--- START ---
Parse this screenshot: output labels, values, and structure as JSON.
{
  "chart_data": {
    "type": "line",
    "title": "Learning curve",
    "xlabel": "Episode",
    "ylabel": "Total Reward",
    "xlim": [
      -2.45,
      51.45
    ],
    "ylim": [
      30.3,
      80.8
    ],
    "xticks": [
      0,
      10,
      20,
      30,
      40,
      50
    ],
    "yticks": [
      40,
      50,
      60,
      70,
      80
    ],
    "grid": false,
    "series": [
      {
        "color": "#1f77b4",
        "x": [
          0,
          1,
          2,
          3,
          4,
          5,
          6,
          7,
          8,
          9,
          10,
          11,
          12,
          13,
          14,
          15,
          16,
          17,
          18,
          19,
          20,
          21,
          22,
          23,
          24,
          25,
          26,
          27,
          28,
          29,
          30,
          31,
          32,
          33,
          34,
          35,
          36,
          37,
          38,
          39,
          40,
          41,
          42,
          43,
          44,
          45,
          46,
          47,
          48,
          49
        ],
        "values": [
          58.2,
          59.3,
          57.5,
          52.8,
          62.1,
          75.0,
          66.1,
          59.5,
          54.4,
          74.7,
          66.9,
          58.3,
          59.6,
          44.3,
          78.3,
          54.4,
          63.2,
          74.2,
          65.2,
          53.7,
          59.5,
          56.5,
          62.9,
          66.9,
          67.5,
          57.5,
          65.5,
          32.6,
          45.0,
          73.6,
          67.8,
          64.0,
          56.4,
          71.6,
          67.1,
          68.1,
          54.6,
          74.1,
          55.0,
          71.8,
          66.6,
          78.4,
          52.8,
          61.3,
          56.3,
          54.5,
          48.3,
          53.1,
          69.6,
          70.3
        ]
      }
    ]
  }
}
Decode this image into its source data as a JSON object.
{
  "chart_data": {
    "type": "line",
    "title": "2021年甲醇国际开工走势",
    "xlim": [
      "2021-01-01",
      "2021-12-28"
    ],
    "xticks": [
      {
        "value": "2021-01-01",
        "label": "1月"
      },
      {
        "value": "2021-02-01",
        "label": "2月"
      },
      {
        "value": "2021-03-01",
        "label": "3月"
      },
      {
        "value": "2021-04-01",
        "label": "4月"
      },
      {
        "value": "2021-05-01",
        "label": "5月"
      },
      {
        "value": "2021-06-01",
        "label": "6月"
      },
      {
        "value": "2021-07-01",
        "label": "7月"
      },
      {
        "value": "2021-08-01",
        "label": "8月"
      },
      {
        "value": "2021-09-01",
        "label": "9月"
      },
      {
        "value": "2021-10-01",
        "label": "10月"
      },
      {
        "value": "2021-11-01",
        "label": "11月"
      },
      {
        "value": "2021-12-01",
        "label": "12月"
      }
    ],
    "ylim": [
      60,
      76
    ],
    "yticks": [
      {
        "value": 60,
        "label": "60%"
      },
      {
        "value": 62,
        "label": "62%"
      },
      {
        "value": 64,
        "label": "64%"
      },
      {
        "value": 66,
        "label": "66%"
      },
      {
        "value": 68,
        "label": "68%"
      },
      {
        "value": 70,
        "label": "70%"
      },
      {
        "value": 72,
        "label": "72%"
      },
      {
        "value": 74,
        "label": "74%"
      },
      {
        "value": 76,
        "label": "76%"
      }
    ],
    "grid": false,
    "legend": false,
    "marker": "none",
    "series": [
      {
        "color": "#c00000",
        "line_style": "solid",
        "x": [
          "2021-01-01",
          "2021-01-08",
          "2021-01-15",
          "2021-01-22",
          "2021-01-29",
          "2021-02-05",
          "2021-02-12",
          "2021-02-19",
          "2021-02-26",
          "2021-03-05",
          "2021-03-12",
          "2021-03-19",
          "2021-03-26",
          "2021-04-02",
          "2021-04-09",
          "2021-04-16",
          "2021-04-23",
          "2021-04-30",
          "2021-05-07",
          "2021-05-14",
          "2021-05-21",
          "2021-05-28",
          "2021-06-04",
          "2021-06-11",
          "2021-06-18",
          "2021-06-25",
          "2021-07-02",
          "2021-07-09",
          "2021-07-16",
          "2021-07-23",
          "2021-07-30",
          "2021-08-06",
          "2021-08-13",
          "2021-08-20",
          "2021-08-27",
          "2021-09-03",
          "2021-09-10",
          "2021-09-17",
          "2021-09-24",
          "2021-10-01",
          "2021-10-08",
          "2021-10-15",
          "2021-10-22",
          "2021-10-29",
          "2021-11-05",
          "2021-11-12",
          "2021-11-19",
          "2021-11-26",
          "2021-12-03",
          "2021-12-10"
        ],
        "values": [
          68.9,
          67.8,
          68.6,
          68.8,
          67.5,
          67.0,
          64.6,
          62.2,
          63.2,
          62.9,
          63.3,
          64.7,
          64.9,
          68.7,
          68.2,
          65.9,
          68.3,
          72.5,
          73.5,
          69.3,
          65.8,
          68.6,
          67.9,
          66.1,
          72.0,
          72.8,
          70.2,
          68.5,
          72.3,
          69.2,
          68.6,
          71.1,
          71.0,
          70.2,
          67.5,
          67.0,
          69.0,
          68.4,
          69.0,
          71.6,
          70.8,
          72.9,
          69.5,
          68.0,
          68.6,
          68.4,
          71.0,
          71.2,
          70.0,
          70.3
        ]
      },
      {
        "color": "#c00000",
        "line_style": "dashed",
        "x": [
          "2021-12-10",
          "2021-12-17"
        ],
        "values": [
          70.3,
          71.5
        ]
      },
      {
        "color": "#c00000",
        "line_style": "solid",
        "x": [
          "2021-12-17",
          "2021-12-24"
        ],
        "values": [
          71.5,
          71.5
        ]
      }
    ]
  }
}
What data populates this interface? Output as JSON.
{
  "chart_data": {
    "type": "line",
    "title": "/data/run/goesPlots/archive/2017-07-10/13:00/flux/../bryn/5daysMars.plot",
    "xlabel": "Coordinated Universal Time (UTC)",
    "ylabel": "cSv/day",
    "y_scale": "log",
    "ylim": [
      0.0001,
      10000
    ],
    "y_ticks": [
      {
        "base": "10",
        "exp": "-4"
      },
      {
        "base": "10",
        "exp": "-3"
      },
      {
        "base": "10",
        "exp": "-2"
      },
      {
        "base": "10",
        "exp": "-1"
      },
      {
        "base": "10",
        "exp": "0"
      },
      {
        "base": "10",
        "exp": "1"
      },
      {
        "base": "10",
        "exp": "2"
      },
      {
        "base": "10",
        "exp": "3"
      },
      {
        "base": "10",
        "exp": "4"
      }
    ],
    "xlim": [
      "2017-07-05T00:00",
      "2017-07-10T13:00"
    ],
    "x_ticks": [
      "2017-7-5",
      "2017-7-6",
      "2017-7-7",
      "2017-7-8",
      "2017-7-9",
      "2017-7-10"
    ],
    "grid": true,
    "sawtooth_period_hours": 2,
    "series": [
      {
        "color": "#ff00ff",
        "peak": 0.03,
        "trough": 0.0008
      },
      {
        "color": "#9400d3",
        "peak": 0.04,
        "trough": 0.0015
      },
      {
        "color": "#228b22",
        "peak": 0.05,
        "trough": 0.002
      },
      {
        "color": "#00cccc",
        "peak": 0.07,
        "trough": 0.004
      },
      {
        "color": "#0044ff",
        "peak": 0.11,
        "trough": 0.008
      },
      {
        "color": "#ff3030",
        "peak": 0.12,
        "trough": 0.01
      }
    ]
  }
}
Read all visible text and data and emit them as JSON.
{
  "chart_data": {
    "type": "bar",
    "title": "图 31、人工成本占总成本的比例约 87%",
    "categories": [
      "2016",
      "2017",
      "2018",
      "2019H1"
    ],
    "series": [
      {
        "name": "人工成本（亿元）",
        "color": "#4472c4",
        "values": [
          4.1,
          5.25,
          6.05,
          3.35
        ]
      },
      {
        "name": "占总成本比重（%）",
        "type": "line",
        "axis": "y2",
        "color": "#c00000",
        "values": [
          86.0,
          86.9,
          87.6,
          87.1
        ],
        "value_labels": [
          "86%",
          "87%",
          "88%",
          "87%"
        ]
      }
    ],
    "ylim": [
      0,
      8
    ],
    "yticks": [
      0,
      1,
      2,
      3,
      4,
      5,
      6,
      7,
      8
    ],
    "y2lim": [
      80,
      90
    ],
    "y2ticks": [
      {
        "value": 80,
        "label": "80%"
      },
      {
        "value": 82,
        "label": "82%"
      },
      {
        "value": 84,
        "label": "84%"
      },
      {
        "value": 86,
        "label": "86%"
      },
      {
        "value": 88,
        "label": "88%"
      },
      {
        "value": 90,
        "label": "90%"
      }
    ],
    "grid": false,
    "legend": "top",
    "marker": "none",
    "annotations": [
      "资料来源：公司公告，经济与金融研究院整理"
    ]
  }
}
--- END ---
**TASK GOAL:**
From the listing above, collect every line that mentions the word "trough".

**RESULT BELOW:**
        "trough": 0.0008
        "trough": 0.0015
        "trough": 0.002
        "trough": 0.004
        "trough": 0.008
        "trough": 0.01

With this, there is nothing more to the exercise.